Using the data below, repeat all of it precisely.

===== RECORDS SUPPLIED

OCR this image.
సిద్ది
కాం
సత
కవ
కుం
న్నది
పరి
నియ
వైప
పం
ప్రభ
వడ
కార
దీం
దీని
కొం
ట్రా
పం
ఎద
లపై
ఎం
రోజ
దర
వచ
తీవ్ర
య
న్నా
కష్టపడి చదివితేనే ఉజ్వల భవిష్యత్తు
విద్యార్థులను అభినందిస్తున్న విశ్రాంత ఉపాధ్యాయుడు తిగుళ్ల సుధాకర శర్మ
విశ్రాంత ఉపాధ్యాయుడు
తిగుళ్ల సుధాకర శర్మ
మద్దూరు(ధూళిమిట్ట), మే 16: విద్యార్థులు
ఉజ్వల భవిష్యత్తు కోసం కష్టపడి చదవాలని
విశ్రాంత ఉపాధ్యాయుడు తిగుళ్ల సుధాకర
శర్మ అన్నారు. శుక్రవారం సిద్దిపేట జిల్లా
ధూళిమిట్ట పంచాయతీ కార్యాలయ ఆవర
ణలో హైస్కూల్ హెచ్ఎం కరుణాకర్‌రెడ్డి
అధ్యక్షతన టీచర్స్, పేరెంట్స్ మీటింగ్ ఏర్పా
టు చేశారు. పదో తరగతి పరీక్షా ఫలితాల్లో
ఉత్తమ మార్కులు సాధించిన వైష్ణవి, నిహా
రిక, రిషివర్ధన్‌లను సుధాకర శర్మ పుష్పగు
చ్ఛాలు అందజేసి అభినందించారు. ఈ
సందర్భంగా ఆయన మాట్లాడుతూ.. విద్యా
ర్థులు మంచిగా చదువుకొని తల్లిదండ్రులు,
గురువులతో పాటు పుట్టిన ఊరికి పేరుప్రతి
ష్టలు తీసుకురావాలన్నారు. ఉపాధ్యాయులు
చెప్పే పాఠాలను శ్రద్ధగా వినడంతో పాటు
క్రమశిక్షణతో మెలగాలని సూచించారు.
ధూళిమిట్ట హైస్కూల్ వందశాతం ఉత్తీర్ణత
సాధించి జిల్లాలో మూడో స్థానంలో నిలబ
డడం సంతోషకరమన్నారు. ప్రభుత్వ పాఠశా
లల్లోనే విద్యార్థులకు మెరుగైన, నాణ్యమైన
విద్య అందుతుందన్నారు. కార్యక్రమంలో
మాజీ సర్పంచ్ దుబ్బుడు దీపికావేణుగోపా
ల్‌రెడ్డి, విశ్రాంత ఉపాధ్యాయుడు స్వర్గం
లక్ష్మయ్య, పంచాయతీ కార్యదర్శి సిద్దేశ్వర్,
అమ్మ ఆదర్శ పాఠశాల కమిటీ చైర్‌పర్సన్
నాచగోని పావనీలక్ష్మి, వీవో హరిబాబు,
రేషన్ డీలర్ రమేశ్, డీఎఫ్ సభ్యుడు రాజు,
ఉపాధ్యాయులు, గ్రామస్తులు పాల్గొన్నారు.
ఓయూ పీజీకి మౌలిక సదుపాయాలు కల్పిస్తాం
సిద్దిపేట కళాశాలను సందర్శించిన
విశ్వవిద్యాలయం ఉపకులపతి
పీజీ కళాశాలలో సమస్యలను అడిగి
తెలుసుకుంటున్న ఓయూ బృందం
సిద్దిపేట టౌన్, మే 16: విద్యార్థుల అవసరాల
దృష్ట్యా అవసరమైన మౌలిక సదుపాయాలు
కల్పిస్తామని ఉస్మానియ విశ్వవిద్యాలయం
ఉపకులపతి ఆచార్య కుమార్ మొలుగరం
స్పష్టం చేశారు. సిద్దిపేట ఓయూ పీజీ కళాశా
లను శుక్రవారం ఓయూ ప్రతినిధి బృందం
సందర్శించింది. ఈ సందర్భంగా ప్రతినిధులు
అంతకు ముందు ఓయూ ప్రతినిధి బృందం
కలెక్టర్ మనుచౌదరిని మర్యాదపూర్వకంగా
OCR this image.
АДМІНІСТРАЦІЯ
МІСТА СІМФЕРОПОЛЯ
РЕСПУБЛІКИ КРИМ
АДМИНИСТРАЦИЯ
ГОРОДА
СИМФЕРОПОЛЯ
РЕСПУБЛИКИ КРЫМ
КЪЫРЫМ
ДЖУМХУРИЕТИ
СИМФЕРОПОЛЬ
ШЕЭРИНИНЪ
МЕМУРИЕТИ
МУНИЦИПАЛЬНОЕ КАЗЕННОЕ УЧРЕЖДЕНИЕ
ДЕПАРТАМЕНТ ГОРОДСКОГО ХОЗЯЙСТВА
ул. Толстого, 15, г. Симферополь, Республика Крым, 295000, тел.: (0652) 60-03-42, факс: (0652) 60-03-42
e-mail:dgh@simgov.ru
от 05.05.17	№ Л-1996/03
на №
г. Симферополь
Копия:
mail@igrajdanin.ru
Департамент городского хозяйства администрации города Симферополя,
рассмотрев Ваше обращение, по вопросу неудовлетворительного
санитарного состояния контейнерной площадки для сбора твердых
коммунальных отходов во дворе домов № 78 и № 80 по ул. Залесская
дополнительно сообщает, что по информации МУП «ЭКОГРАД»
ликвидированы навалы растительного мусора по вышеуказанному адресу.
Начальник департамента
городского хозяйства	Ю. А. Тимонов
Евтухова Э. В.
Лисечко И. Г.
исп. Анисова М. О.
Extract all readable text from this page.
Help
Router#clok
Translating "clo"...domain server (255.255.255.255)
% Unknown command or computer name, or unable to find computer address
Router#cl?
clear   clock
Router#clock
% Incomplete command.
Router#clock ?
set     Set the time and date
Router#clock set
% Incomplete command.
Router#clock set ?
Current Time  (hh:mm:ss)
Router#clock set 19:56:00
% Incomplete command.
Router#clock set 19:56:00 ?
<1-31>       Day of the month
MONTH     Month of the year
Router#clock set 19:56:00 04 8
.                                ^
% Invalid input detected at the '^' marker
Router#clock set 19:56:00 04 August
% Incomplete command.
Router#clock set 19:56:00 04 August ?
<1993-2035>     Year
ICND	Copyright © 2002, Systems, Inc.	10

==========

» **IN RESPONSE**:
OCR this image.
సిద్ది
కాం
సత
కవ
కుం
న్నది
పరి
నియ
వైప
పం
ప్రభ
వడ
కార
దీం
దీని
కొం
ట్రా
పం
ఎద
లపై
ఎం
రోజ
దర
వచ
తీవ్ర
య
న్నా
కష్టపడి చదివితేనే ఉజ్వల భవిష్యత్తు
విద్యార్థులను అభినందిస్తున్న విశ్రాంత ఉపాధ్యాయుడు తిగుళ్ల సుధాకర శర్మ
విశ్రాంత ఉపాధ్యాయుడు
తిగుళ్ల సుధాకర శర్మ
మద్దూరు(ధూళిమిట్ట), మే 16: విద్యార్థులు
ఉజ్వల భవిష్యత్తు కోసం కష్టపడి చదవాలని
విశ్రాంత ఉపాధ్యాయుడు తిగుళ్ల సుధాకర
శర్మ అన్నారు. శుక్రవారం సిద్దిపేట జిల్లా
ధూళిమిట్ట పంచాయతీ కార్యాలయ ఆవర
ణలో హైస్కూల్ హెచ్ఎం కరుణాకర్‌రెడ్డి
అధ్యక్షతన టీచర్స్, పేరెంట్స్ మీటింగ్ ఏర్పా
టు చేశారు. పదో తరగతి పరీక్షా ఫలితాల్లో
ఉత్తమ మార్కులు సాధించిన వైష్ణవి, నిహా
రిక, రిషివర్ధన్‌లను సుధాకర శర్మ పుష్పగు
చ్ఛాలు అందజేసి అభినందించారు. ఈ
సందర్భంగా ఆయన మాట్లాడుతూ.. విద్యా
ర్థులు మంచిగా చదువుకొని తల్లిదండ్రులు,
గురువులతో పాటు పుట్టిన ఊరికి పేరుప్రతి
ష్టలు తీసుకురావాలన్నారు. ఉపాధ్యాయులు
చెప్పే పాఠాలను శ్రద్ధగా వినడంతో పాటు
క్రమశిక్షణతో మెలగాలని సూచించారు.
ధూళిమిట్ట హైస్కూల్ వందశాతం ఉత్తీర్ణత
సాధించి జిల్లాలో మూడో స్థానంలో నిలబ
డడం సంతోషకరమన్నారు. ప్రభుత్వ పాఠశా
లల్లోనే విద్యార్థులకు మెరుగైన, నాణ్యమైన
విద్య అందుతుందన్నారు. కార్యక్రమంలో
మాజీ సర్పంచ్ దుబ్బుడు దీపికావేణుగోపా
ల్‌రెడ్డి, విశ్రాంత ఉపాధ్యాయుడు స్వర్గం
లక్ష్మయ్య, పంచాయతీ కార్యదర్శి సిద్దేశ్వర్,
అమ్మ ఆదర్శ పాఠశాల కమిటీ చైర్‌పర్సన్
నాచగోని పావనీలక్ష్మి, వీవో హరిబాబు,
రేషన్ డీలర్ రమేశ్, డీఎఫ్ సభ్యుడు రాజు,
ఉపాధ్యాయులు, గ్రామస్తులు పాల్గొన్నారు.
ఓయూ పీజీకి మౌలిక సదుపాయాలు కల్పిస్తాం
సిద్దిపేట కళాశాలను సందర్శించిన
విశ్వవిద్యాలయం ఉపకులపతి
పీజీ కళాశాలలో సమస్యలను అడిగి
తెలుసుకుంటున్న ఓయూ బృందం
సిద్దిపేట టౌన్, మే 16: విద్యార్థుల అవసరాల
దృష్ట్యా అవసరమైన మౌలిక సదుపాయాలు
కల్పిస్తామని ఉస్మానియ విశ్వవిద్యాలయం
ఉపకులపతి ఆచార్య కుమార్ మొలుగరం
స్పష్టం చేశారు. సిద్దిపేట ఓయూ పీజీ కళాశా
లను శుక్రవారం ఓయూ ప్రతినిధి బృందం
సందర్శించింది. ఈ సందర్భంగా ప్రతినిధులు
అంతకు ముందు ఓయూ ప్రతినిధి బృందం
కలెక్టర్ మనుచౌదరిని మర్యాదపూర్వకంగా
OCR this image.
АДМІНІСТРАЦІЯ
МІСТА СІМФЕРОПОЛЯ
РЕСПУБЛІКИ КРИМ
АДМИНИСТРАЦИЯ
ГОРОДА
СИМФЕРОПОЛЯ
РЕСПУБЛИКИ КРЫМ
КЪЫРЫМ
ДЖУМХУРИЕТИ
СИМФЕРОПОЛЬ
ШЕЭРИНИНЪ
МЕМУРИЕТИ
МУНИЦИПАЛЬНОЕ КАЗЕННОЕ УЧРЕЖДЕНИЕ
ДЕПАРТАМЕНТ ГОРОДСКОГО ХОЗЯЙСТВА
ул. Толстого, 15, г. Симферополь, Республика Крым, 295000, тел.: (0652) 60-03-42, факс: (0652) 60-03-42
e-mail:dgh@simgov.ru
от 05.05.17	№ Л-1996/03
на №
г. Симферополь
Копия:
mail@igrajdanin.ru
Департамент городского хозяйства администрации города Симферополя,
рассмотрев Ваше обращение, по вопросу неудовлетворительного
санитарного состояния контейнерной площадки для сбора твердых
коммунальных отходов во дворе домов № 78 и № 80 по ул. Залесская
дополнительно сообщает, что по информации МУП «ЭКОГРАД»
ликвидированы навалы растительного мусора по вышеуказанному адресу.
Начальник департамента
городского хозяйства	Ю. А. Тимонов
Евтухова Э. В.
Лисечко И. Г.
исп. Анисова М. О.
Extract all readable text from this page.
Help
Router#clok
Translating "clo"...domain server (255.255.255.255)
% Unknown command or computer name, or unable to find computer address
Router#cl?
clear   clock
Router#clock
% Incomplete command.
Router#clock ?
set     Set the time and date
Router#clock set
% Incomplete command.
Router#clock set ?
Current Time  (hh:mm:ss)
Router#clock set 19:56:00
% Incomplete command.
Router#clock set 19:56:00 ?
<1-31>       Day of the month
MONTH     Month of the year
Router#clock set 19:56:00 04 8
.                                ^
% Invalid input detected at the '^' marker
Router#clock set 19:56:00 04 August
% Incomplete command.
Router#clock set 19:56:00 04 August ?
<1993-2035>     Year
ICND	Copyright © 2002, Systems, Inc.	10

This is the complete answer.